The job is to find each line in the entries holding the string "opción" and copy that line.
== Segment start ==
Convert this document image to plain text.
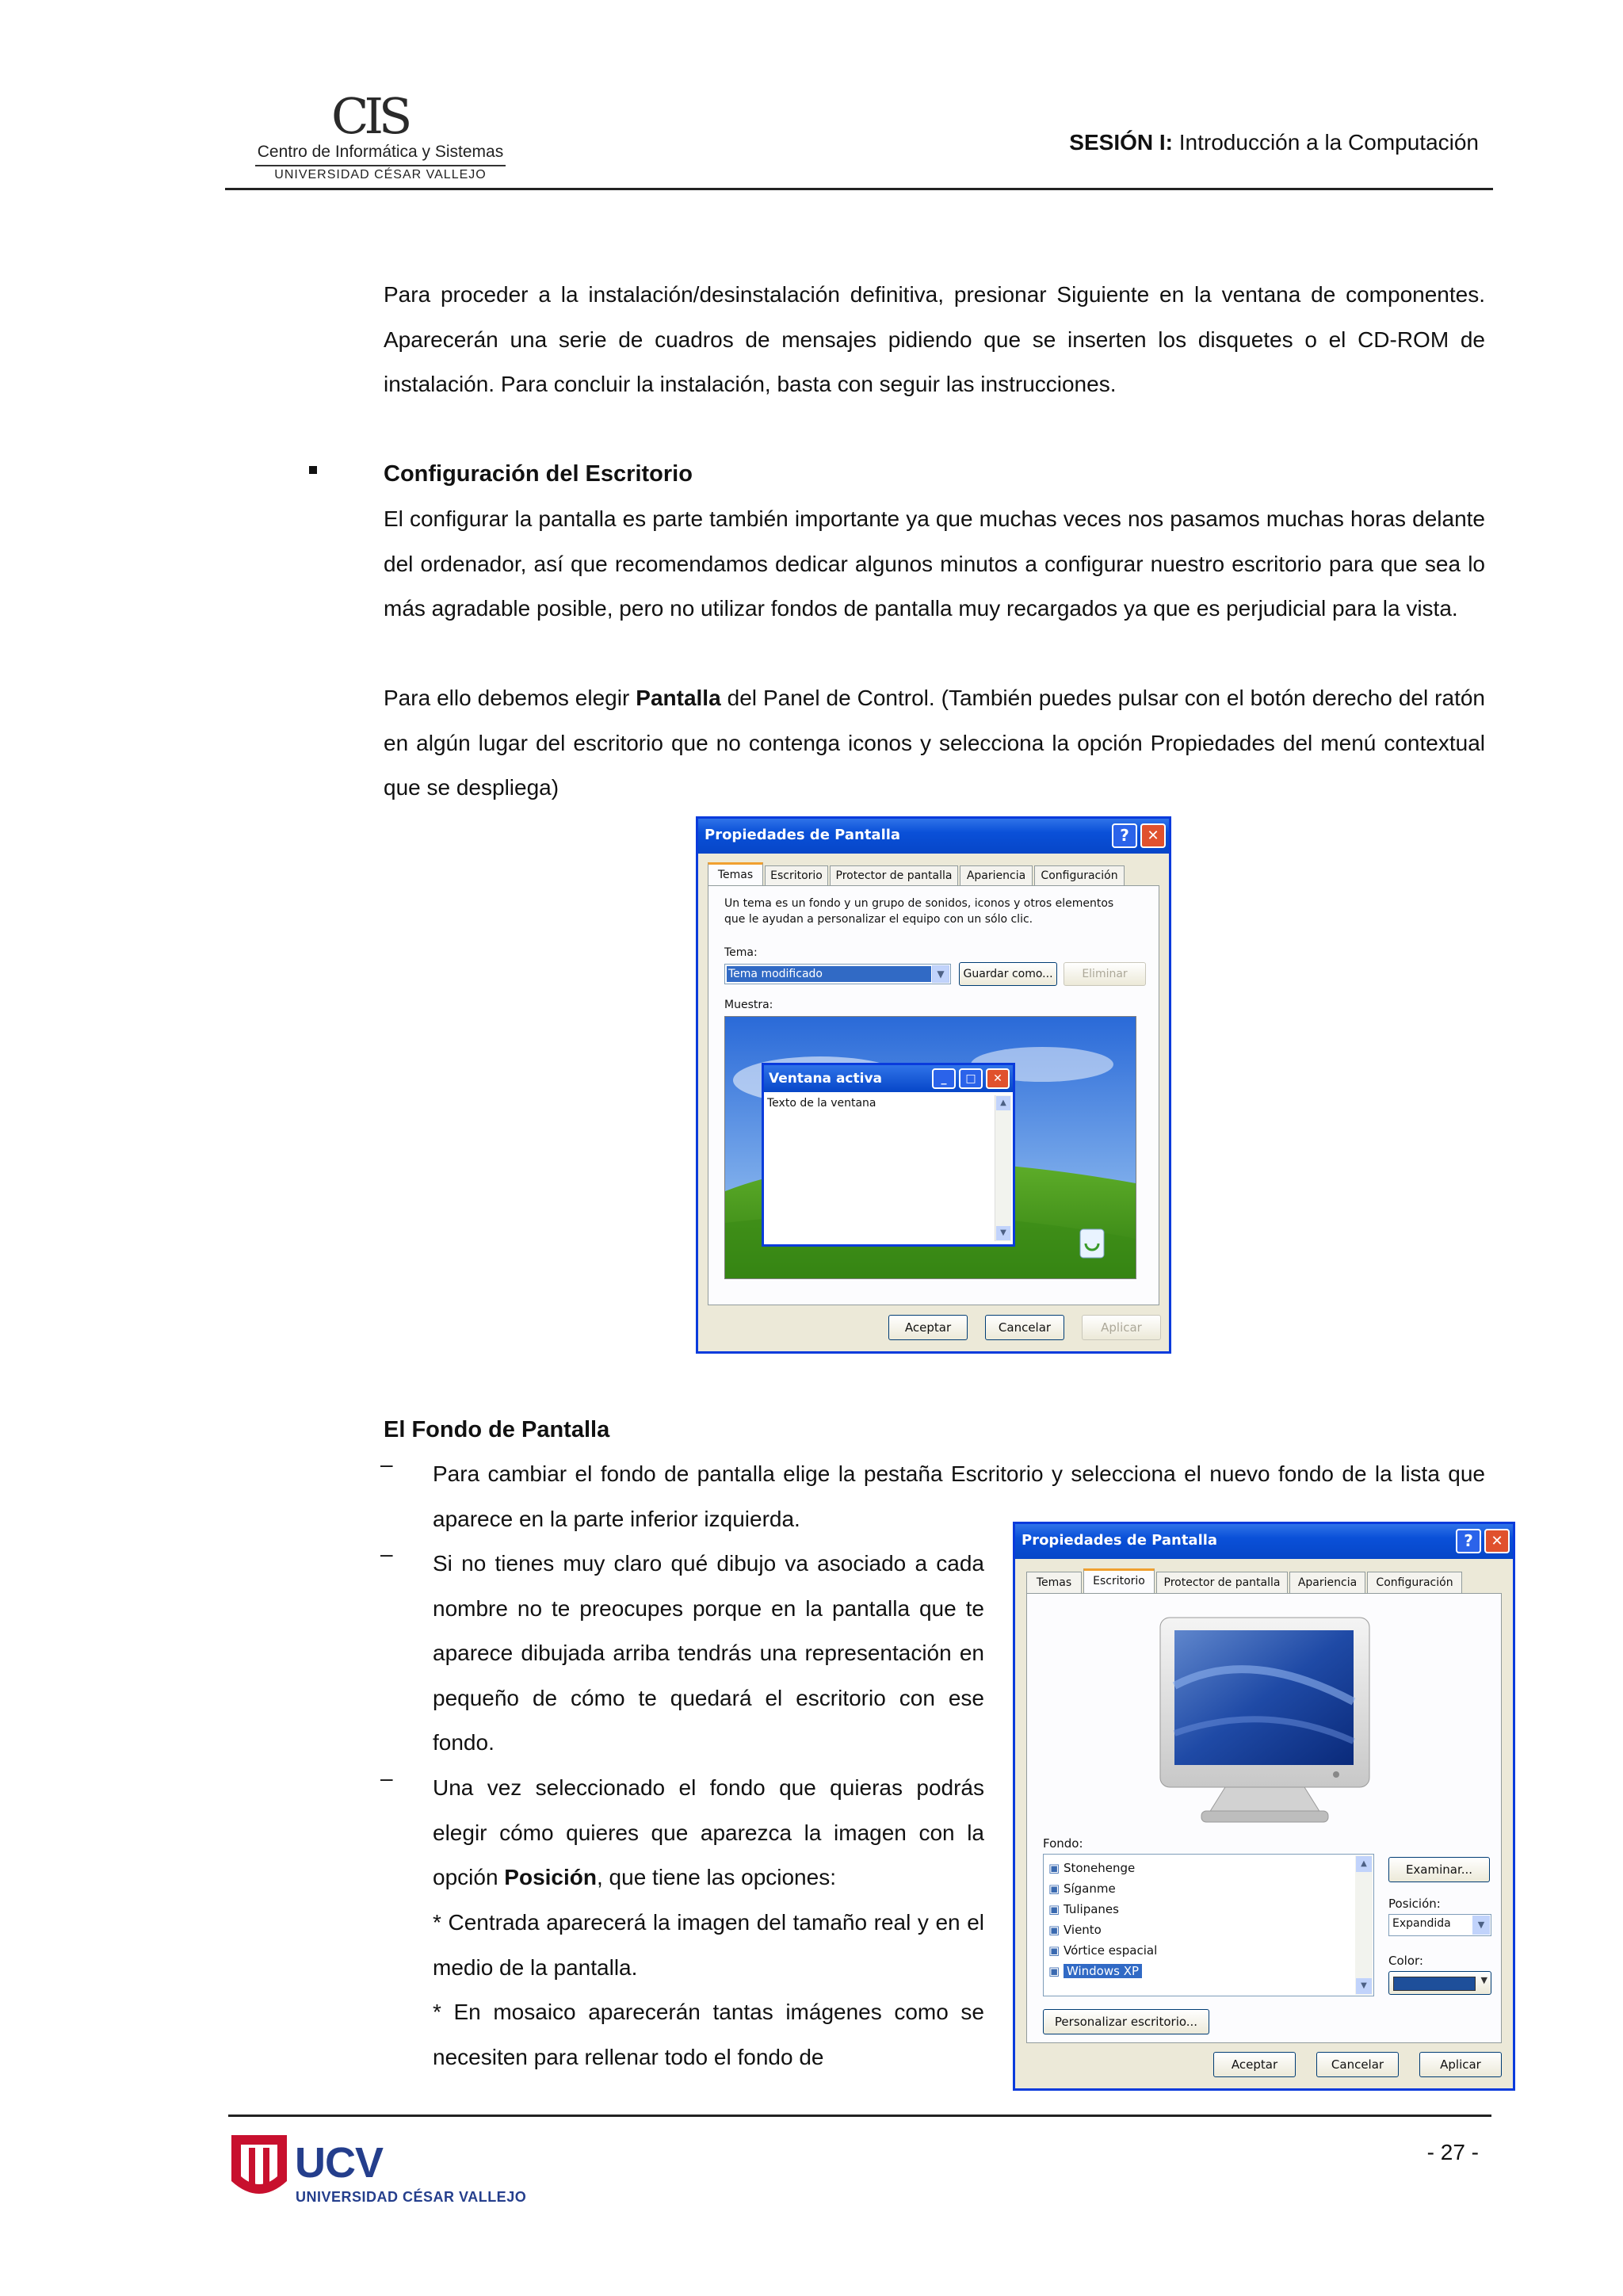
CIS
Centro de Informática y Sistemas
UNIVERSIDAD CÉSAR VALLEJO
SESIÓN I: Introducción a la Computación
Para proceder a la instalación/desinstalación definitiva, presionar Siguiente en la ventana de componentes. Aparecerán una serie de cuadros de mensajes pidiendo que se inserten los disquetes o el CD-ROM de instalación. Para concluir la instalación, basta con seguir las instrucciones.
Configuración del Escritorio
El configurar la pantalla es parte también importante ya que muchas veces nos pasamos muchas horas delante del ordenador, así que recomendamos dedicar algunos minutos a configurar nuestro escritorio para que sea lo más agradable posible, pero no utilizar fondos de pantalla muy recargados ya que es perjudicial para la vista.
Para ello debemos elegir Pantalla del Panel de Control. (También puedes pulsar con el botón derecho del ratón en algún lugar del escritorio que no contenga iconos y selecciona la opción Propiedades del menú contextual que se despliega)
Propiedades de Pantalla	?	✕
Temas	Escritorio	Protector de pantalla	Apariencia	Configuración
Un tema es un fondo y un grupo de sonidos, iconos y otros elementos
que le ayudan a personalizar el equipo con un sólo clic.
Tema:
Tema modificado	▼	Guardar como...	Eliminar
Muestra:
Ventana activa	_	□	✕
Texto de la ventana	▲
▼
Aceptar	Cancelar	Aplicar
El Fondo de Pantalla
– Para cambiar el fondo de pantalla elige la pestaña Escritorio y selecciona el nuevo fondo de la lista que aparece en la parte inferior izquierda.
– Si no tienes muy claro qué dibujo va asociado a cada nombre no te preocupes porque en la pantalla que te aparece dibujada arriba tendrás una representación en pequeño de cómo te quedará el escritorio con ese fondo.
– Una vez seleccionado el fondo que quieras podrás elegir cómo quieres que aparezca la imagen con la opción Posición, que tiene las opciones:
* Centrada aparecerá la imagen del tamaño real y en el medio de la pantalla.
* En mosaico aparecerán tantas imágenes como se necesiten para rellenar todo el fondo de
Propiedades de Pantalla	?	✕
Temas	Escritorio	Protector de pantalla	Apariencia	Configuración
Fondo:
▣ Stonehenge
▣ Síganme
▣ Tulipanes
▣ Viento
▣ Vórtice espacial
▣ Windows XP
▲
▼
Examinar...
Posición:
Expandida	▼
Color:
▼
Personalizar escritorio...
Aceptar	Cancelar	Aplicar
UCV
UNIVERSIDAD CÉSAR VALLEJO
- 27 -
== Segment end ==
● Output of the task:
Para ello debemos elegir Pantalla del Panel de Control. (También puedes pulsar con el botón derecho del ratón en algún lugar del escritorio que no contenga iconos y selecciona la opción Propiedades del menú contextual que se despliega)
– Una vez seleccionado el fondo que quieras podrás elegir cómo quieres que aparezca la imagen con la opción Posición, que tiene las opciones:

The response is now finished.